■ Task objective:
List each line in which the string "para" appears.

==== Dataset entries

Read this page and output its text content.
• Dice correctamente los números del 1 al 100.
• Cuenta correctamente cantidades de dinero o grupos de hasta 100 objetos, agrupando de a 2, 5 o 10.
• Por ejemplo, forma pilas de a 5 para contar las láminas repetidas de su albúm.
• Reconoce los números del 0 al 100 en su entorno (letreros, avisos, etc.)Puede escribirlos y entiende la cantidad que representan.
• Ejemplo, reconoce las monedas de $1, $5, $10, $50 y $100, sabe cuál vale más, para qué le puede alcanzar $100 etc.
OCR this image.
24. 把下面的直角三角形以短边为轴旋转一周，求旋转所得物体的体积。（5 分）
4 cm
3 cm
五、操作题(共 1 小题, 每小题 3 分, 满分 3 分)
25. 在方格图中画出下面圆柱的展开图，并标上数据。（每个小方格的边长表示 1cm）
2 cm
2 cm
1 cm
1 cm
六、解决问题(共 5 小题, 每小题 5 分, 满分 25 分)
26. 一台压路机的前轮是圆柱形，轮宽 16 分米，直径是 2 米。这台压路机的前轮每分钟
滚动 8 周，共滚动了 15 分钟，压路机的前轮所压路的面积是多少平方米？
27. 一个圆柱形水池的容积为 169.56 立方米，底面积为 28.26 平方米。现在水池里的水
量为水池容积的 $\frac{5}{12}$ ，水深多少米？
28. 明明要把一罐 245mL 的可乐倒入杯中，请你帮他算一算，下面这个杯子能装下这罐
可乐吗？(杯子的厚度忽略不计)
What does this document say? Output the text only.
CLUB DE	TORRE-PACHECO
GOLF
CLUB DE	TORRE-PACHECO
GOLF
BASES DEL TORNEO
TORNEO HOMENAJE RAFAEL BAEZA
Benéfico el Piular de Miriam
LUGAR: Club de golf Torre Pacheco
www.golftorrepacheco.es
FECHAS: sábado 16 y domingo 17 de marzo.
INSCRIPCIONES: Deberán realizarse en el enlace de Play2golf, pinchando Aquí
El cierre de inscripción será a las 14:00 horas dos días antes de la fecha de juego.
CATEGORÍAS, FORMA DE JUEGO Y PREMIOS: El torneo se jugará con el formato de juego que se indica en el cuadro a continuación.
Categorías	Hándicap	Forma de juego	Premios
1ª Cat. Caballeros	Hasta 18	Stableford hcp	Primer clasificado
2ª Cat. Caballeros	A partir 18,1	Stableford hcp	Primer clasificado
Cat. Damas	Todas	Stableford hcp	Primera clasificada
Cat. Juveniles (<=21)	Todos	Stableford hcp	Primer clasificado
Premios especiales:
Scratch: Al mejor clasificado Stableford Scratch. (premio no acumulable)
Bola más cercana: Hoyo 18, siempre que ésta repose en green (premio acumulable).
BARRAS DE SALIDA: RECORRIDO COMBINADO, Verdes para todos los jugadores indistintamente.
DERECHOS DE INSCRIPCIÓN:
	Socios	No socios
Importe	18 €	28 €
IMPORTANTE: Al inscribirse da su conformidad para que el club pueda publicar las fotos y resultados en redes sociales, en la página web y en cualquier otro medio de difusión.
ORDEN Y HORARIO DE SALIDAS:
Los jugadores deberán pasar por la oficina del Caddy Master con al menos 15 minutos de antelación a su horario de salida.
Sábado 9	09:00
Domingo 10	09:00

========

■ Correct result:
• Por ejemplo, forma pilas de a 5 para contar las láminas repetidas de su albúm.
• Ejemplo, reconoce las monedas de $1, $5, $10, $50 y $100, sabe cuál vale más, para qué le puede alcanzar $100 etc.
BARRAS DE SALIDA: RECORRIDO COMBINADO, Verdes para todos los jugadores indistintamente.
IMPORTANTE: Al inscribirse da su conformidad para que el club pueda publicar las fotos y resultados en redes sociales, en la página web y en cualquier otro medio de difusión.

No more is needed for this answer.